====== Extracted text

Digital transfers grew by 52% y-o-y to US$93.6 million in the 1HFY2026, which supports a rise in customer digital wallets or funds held in trust. This allows Wave Money to earn interest income, which is reflected in other gains of US$3.9 million in 1HFY2026.

Outlook

Looking ahead, Chew believes Pun Hlaing Estate under Yoma Land will be focus of future project launches, although the upcoming election on Dec 28 could see some caution among consumers.

For Wave Money, Chew sees digital transfers supporting the build-up in the size of digital wallets and interest income. International remittance and other use cases, including lending, are expected to be the next source of income. While revenue for OTC transfers is declining, this complements Wave Money’s cash-in and cash-out services. The group’s 60,000 agents can facilitate cash deposits and withdrawals in addition to its traditional money transfer business, says Chew.

Yoma’s food and beverage arm may open new restaurants at a “measured pace” of about three to four in Myanmar and one to two in Thailand. The business has the ability to adjust pricing and should continue to monitor market conditions to cope with the rising costs of poultry and other raw materials, Chew adds.

Shares in Yoma Strategic closed 0.2 cents higher or 2.44% up at 8.4 cents on Dec 19.

============
====== Data entries

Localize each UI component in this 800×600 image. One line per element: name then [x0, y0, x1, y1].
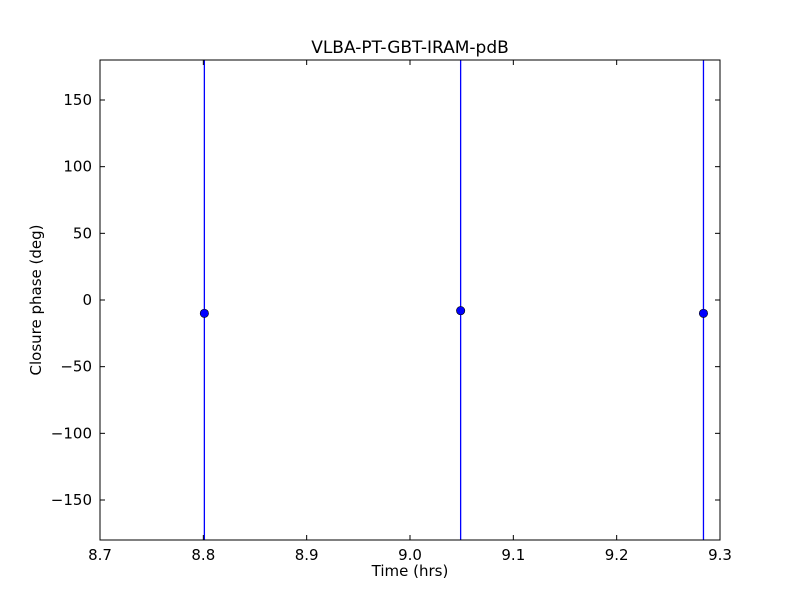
- y-tick-label: −150: [51, 491, 92, 509]
- y-tick-label: 150: [63, 91, 92, 109]
- plot-frame: [99, 59, 721, 541]
- plot-area: [99, 59, 721, 541]
- y-axis-label: Closure phase (deg): [27, 225, 45, 376]
- x-tick-label: 9.0: [398, 546, 422, 564]
- chart-title: VLBA-PT-GBT-IRAM-pdB: [311, 38, 509, 58]
- x-tick-label: 8.7: [88, 546, 112, 564]
- plot-background: [100, 60, 720, 540]
- y-tick-label: 100: [63, 158, 92, 176]
- x-tick-label: 8.8: [191, 546, 215, 564]
- x-tick-label: 9.1: [501, 546, 525, 564]
- x-tick-labels: 8.7 8.8 8.9 9.0 9.1 9.2 9.3: [88, 546, 732, 564]
- data-point: [456, 306, 466, 316]
- x-axis-label: Time (hrs): [371, 562, 449, 580]
- y-tick-label: 50: [73, 224, 92, 242]
- y-tick-label: 0: [82, 291, 92, 309]
- y-tick-label: −50: [60, 358, 92, 376]
- data-point: [199, 308, 209, 318]
- marker-group: [199, 306, 708, 318]
- errorbar-group: [203, 60, 705, 540]
- x-tick-label: 8.9: [295, 546, 319, 564]
- data-point: [698, 308, 708, 318]
- x-tick-label: 9.3: [708, 546, 732, 564]
- y-tick-labels: −150 −100 −50 0 50 100 150: [51, 91, 92, 509]
- x-tick-label: 9.2: [605, 546, 629, 564]
- y-tick-label: −100: [51, 424, 92, 442]
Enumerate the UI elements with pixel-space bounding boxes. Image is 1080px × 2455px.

============

**Short exercise:**
Transcribe the whole Yoma Strategic text word for word. The records are separate material and stand apart from the Yoma Strategic text.

**Reply to the task:**
Digital transfers grew by 52% y-o-y to US$93.6 million in the 1HFY2026, which supports a rise in customer digital wallets or funds held in trust. This allows Wave Money to earn interest income, which is reflected in other gains of US$3.9 million in 1HFY2026.

Outlook

Looking ahead, Chew believes Pun Hlaing Estate under Yoma Land will be focus of future project launches, although the upcoming election on Dec 28 could see some caution among consumers.

For Wave Money, Chew sees digital transfers supporting the build-up in the size of digital wallets and interest income. International remittance and other use cases, including lending, are expected to be the next source of income. While revenue for OTC transfers is declining, this complements Wave Money’s cash-in and cash-out services. The group’s 60,000 agents can facilitate cash deposits and withdrawals in addition to its traditional money transfer business, says Chew.

Yoma’s food and beverage arm may open new restaurants at a “measured pace” of about three to four in Myanmar and one to two in Thailand. The business has the ability to adjust pricing and should continue to monitor market conditions to cope with the rising costs of poultry and other raw materials, Chew adds.

Shares in Yoma Strategic closed 0.2 cents higher or 2.44% up at 8.4 cents on Dec 19.